'''
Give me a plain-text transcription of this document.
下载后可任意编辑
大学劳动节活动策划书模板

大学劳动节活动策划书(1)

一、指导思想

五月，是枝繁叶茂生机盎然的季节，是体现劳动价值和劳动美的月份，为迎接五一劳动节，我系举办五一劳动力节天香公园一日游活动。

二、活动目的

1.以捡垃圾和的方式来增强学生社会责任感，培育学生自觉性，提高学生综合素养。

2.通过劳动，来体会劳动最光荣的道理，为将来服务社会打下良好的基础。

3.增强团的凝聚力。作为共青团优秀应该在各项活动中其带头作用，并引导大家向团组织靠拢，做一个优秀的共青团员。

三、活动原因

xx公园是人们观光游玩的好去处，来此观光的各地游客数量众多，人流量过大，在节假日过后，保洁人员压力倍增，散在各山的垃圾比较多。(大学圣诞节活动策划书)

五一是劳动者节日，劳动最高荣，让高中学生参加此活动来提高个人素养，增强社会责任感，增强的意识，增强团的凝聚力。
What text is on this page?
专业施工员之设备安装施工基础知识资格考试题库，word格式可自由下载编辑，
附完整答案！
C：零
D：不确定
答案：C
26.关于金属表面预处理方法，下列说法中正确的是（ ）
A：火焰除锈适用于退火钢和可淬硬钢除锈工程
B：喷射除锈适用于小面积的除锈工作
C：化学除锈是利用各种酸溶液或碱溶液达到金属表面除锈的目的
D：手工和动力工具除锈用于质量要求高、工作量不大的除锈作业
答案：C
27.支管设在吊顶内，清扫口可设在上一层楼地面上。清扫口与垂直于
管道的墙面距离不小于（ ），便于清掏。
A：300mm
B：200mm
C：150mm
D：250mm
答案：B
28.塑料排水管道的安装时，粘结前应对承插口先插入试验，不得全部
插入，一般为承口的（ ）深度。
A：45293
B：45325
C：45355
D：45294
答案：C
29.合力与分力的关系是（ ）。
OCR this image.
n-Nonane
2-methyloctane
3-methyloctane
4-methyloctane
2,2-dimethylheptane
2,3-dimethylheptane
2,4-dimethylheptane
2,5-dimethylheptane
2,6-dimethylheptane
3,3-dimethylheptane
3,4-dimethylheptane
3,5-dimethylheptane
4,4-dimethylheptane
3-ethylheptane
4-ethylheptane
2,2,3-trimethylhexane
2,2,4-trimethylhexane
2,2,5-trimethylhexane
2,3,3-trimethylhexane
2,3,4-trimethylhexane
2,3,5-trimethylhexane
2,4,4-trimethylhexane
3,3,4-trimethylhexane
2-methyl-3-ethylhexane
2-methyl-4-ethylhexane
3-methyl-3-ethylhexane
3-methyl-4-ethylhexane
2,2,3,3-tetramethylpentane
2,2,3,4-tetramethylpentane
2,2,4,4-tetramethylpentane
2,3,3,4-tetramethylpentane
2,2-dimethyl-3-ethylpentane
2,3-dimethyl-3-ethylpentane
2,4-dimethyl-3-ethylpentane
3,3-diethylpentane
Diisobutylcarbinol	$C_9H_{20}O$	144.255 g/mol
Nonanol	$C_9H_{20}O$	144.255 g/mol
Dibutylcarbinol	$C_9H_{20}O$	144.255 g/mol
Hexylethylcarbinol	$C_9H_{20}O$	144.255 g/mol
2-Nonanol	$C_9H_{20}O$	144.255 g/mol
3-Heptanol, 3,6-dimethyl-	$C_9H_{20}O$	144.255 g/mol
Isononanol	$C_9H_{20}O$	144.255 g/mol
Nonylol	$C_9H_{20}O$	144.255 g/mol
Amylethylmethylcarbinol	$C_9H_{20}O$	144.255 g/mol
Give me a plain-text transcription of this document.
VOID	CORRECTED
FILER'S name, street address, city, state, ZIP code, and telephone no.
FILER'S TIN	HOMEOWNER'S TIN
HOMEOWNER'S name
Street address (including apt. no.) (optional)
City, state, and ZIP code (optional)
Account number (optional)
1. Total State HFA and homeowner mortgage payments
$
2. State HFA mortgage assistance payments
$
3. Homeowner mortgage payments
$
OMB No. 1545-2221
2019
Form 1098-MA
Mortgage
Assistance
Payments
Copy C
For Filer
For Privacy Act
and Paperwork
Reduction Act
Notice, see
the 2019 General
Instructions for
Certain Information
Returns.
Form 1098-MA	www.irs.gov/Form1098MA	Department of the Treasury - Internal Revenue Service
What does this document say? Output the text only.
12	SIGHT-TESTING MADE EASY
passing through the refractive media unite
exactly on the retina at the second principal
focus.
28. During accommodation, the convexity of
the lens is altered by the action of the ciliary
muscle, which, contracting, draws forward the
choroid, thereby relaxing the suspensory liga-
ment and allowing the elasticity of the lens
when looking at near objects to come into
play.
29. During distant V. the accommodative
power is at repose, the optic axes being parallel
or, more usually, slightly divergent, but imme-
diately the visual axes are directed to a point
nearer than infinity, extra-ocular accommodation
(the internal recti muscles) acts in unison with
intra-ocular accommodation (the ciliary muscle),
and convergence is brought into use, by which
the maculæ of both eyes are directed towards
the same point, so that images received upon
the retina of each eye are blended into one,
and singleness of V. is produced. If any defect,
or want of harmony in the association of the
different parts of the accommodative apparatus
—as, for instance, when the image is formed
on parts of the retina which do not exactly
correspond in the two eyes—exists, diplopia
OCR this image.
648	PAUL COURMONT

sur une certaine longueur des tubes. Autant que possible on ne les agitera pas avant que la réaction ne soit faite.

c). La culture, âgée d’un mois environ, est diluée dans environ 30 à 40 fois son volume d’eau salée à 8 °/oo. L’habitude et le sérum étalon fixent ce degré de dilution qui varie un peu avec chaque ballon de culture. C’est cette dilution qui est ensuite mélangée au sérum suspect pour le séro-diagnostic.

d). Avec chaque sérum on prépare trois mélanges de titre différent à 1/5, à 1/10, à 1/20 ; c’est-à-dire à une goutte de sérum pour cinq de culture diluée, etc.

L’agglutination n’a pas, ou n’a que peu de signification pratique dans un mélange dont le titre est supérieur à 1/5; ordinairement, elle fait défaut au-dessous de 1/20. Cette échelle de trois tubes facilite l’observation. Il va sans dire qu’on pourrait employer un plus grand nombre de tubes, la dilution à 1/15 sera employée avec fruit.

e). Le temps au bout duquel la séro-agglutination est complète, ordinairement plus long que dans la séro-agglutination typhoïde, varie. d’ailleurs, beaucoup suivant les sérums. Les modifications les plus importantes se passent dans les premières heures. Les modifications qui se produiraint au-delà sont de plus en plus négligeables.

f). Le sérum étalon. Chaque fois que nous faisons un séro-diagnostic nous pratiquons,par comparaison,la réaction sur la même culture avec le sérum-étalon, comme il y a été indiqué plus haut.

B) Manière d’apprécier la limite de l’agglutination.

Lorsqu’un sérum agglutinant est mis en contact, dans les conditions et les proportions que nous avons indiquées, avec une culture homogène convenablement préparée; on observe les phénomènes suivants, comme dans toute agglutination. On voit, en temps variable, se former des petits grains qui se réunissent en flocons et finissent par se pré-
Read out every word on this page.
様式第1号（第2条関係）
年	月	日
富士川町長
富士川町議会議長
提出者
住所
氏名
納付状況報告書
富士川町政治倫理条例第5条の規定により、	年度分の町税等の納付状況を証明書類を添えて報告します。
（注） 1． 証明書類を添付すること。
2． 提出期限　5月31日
'''
Short exercise:
Isolate the lines above that contain the word "tetramethylpentane" and copy them.

Answer to the problem:
2,2,3,3-tetramethylpentane
2,2,3,4-tetramethylpentane
2,2,4,4-tetramethylpentane
2,3,3,4-tetramethylpentane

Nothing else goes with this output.